Set exercise
Copy out the listing exactly.

Stored rows
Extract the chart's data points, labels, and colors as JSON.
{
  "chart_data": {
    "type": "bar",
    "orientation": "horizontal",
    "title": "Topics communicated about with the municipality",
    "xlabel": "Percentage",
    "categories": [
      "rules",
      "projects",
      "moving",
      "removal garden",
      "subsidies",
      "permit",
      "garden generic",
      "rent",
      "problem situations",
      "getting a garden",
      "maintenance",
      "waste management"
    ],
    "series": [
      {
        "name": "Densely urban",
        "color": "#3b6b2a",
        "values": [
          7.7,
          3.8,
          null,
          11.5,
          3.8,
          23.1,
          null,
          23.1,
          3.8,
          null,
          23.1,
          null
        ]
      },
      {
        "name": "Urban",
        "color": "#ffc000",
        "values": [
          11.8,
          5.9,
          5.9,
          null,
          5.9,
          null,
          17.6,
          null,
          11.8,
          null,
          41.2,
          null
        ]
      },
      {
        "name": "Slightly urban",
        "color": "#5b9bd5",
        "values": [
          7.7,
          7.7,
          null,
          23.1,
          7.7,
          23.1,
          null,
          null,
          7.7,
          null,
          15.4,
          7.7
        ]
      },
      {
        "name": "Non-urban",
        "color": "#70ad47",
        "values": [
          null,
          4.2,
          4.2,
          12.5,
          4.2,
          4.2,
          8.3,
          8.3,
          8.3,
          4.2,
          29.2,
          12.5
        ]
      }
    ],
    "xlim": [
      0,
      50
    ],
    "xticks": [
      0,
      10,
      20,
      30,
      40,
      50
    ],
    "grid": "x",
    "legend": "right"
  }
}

Exercise solution
Extract the chart's data points, labels, and colors as JSON.
{
  "chart_data": {
    "type": "bar",
    "orientation": "horizontal",
    "title": "Topics communicated about with the municipality",
    "xlabel": "Percentage",
    "categories": [
      "rules",
      "projects",
      "moving",
      "removal garden",
      "subsidies",
      "permit",
      "garden generic",
      "rent",
      "problem situations",
      "getting a garden",
      "maintenance",
      "waste management"
    ],
    "series": [
      {
        "name": "Densely urban",
        "color": "#3b6b2a",
        "values": [
          7.7,
          3.8,
          null,
          11.5,
          3.8,
          23.1,
          null,
          23.1,
          3.8,
          null,
          23.1,
          null
        ]
      },
      {
        "name": "Urban",
        "color": "#ffc000",
        "values": [
          11.8,
          5.9,
          5.9,
          null,
          5.9,
          null,
          17.6,
          null,
          11.8,
          null,
          41.2,
          null
        ]
      },
      {
        "name": "Slightly urban",
        "color": "#5b9bd5",
        "values": [
          7.7,
          7.7,
          null,
          23.1,
          7.7,
          23.1,
          null,
          null,
          7.7,
          null,
          15.4,
          7.7
        ]
      },
      {
        "name": "Non-urban",
        "color": "#70ad47",
        "values": [
          null,
          4.2,
          4.2,
          12.5,
          4.2,
          4.2,
          8.3,
          8.3,
          8.3,
          4.2,
          29.2,
          12.5
        ]
      }
    ],
    "xlim": [
      0,
      50
    ],
    "xticks": [
      0,
      10,
      20,
      30,
      40,
      50
    ],
    "grid": "x",
    "legend": "right"
  }
}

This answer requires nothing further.